◆ Exercise description
In the text about the small plane's approach to the runway, from what height above the ground does the pilot begin the descent?

*** Text section

Question

To approach the runway, a pilot of a small plane must begin a 10 descent starting from a height of 1983 feet above the ground. To the nearest tenth of a mile, how many miles from the runway is the airplane at the start of this approach?

Answer 1

sin10 = 1790/d

d = 1983/(sin 10)

d = 11665 feet

Since there is 5,280 feet in one mile we have

11665/5280 = 2.2 miles

hope this helps you: )

Answer 2

The distance between the runway and the airplane where it start this approach is 2.16 miles.

Explanation:

A pilot of a small plane must begin a 10 descent starting from a height of 1983 feet above the ground that is AB is the height of plane above the ground, AB= 1983 feet. and A is the point from where the pilot starts descent.

thus, ∠ACB = ∠DAC = 10°

We have to find the distance between the runway and the airplane where it start this approach that is we have to find length AC( in miles) . Let AC = x

Applying trigonometric ratio,

`\sin C=\frac{\text{Perpendicular}}{\text{Hypotenuse}}`

Substitute the values,

`\sin 10^(\circ)=(1983)/(x)`

`x=(1983)/(\sin 10^(\circ))`

`x=11422.811`(approx)

Thus, Distance between the runway and the airplane is 11422.81 feet.

Since , we have to find distance in miles

We know 1 mile = 5280 feet

1 feet =
`(1)/(5280)` miles.

11422.81 feet =
`(1)/(5280)* 11422.81` miles.

= 2.16 miles (approx)

Thus, the distance between the runway and the airplane where it start this approach is 2.16 miles.

******
*** Listed entries

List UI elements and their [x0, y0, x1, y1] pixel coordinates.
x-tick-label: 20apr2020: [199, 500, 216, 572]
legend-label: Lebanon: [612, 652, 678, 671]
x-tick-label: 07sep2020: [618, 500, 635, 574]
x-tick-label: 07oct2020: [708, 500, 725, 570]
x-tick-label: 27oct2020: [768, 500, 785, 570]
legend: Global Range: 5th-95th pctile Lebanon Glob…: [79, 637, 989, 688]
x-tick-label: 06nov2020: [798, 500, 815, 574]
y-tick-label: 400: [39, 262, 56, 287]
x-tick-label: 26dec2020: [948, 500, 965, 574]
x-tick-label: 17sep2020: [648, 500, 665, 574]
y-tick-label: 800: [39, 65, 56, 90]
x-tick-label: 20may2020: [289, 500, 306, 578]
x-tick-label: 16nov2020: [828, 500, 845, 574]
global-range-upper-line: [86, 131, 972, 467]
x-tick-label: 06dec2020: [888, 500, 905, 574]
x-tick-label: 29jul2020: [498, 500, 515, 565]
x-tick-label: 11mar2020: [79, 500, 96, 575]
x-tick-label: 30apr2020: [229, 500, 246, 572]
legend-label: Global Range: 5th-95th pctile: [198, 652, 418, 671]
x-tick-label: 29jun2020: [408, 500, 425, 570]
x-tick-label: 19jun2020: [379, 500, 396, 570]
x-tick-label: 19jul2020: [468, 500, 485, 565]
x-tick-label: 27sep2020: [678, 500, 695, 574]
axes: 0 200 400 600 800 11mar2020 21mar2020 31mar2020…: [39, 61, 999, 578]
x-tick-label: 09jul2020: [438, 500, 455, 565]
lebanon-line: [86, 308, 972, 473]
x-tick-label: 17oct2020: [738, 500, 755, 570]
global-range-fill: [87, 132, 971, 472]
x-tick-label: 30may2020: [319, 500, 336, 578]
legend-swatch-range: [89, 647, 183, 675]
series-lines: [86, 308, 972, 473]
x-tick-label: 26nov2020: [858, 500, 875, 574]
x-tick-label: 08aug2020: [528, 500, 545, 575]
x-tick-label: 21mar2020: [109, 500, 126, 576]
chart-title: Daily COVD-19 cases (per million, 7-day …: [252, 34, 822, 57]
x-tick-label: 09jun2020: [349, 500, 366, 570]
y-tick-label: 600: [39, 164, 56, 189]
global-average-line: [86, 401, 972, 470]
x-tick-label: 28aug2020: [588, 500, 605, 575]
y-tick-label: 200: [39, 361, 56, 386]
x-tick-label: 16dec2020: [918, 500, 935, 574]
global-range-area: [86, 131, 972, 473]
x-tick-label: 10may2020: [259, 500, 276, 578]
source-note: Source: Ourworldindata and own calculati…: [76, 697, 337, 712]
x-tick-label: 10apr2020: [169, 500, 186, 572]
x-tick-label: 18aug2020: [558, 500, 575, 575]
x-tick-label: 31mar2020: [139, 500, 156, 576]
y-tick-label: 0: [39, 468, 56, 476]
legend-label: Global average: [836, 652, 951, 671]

******

◆ Output below
1983 feet